▶ TEXT:

Feb 17 17:43:50 nextcloud-proxy-test systemd[1]: Mounted Mount unit for nextcloud.
Feb 17 18:08:35 nextcloud-proxy-test systemd[1]: Unmounting Mount unit for nextcloud...
Feb 17 18:08:35 nextcloud-proxy-test umount[12833]: umount: /snap/nextcloud/5132: not mounted
Feb 17 18:08:35 nextcloud-proxy-test systemd[1]: snap-nextcloud-5132.mount: Mount process exited, code=
Feb 17 18:08:35 nextcloud-proxy-test systemd[1]: Failed unmounting Mount unit for nextcloud.
You will need the 2.31-deb based package to get the fix. I. heard that one is coming out soon though.
The snapd 2.31.1 debs release are in *-proposed - install them from there for testing.
This issue should be fixed everywhere now. Please post comments in case you are affected again.

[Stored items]
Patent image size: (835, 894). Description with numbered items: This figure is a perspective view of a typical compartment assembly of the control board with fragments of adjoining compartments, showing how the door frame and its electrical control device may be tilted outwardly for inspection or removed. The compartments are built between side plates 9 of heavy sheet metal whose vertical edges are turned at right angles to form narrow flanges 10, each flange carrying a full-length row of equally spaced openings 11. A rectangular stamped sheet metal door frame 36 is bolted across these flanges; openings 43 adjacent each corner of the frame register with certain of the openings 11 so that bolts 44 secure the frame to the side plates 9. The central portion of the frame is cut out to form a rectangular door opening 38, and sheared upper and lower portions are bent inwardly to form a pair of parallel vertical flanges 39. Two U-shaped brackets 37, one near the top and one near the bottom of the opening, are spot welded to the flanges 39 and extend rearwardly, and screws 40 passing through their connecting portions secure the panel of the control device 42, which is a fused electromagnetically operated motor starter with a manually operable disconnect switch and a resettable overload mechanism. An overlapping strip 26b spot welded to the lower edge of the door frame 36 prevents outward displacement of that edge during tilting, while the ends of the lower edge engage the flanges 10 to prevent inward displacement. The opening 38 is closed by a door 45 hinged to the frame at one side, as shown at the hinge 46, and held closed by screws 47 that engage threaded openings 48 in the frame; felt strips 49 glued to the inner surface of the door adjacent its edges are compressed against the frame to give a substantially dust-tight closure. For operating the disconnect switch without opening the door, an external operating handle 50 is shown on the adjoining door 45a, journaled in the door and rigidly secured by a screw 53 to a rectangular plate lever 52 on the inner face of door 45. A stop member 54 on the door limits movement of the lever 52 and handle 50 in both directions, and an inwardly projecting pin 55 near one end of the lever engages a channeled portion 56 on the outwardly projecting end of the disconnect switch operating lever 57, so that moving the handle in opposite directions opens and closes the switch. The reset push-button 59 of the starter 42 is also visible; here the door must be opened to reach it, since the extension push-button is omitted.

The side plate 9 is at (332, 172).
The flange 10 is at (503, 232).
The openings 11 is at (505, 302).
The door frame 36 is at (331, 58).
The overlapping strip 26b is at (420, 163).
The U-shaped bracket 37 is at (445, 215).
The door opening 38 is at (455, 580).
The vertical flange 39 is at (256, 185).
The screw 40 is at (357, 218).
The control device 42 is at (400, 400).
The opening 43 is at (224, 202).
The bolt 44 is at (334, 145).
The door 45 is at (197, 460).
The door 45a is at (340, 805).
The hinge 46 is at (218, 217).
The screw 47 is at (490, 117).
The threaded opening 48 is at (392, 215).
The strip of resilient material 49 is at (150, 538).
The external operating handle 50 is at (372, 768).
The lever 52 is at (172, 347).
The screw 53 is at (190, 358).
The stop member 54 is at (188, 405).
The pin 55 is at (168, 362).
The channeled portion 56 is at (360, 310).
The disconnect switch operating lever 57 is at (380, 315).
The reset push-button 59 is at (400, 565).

▶ TASKS TO PERFORM:
1/ Repeat word for word the passage of the Nextcloud snap unmount thread above that begins at the words "Feb 17 17:43:50" and stops after "Failed unmounting Mount unit for nextcloud.".
2/ Go on with the thread about the failed Nextcloud snap unmount, starting after its last sentence.

▶ PER-TASK ANSWERS:
1/
Feb 17 17:43:50 nextcloud-proxy-test systemd[1]: Mounted Mount unit for nextcloud.
Feb 17 18:08:35 nextcloud-proxy-test systemd[1]: Unmounting Mount unit for nextcloud...
Feb 17 18:08:35 nextcloud-proxy-test umount[12833]: umount: /snap/nextcloud/5132: not mounted
Feb 17 18:08:35 nextcloud-proxy-test systemd[1]: snap-nextcloud-5132.mount: Mount process exited, code=
Feb 17 18:08:35 nextcloud-proxy-test systemd[1]: Failed unmounting Mount unit for nextcloud.

2/
Thank you for the fix! I’m really happy to be able to use snaps on my servers again (everything runs inside LXD). Thank you @kyrofa for keeping this issue alive. I’m surprised that there is so few snapd+lxd users out there. We need to fix this
While I looked through the PR:s I noticed a comment from @stgraber at https://github.com/snapcore/snapd/pull/4560#discussion_r169230231 and I concur, this test will not catch the bug described in this thread. I suggest the test is updated to add a reboot to prevent future regressions.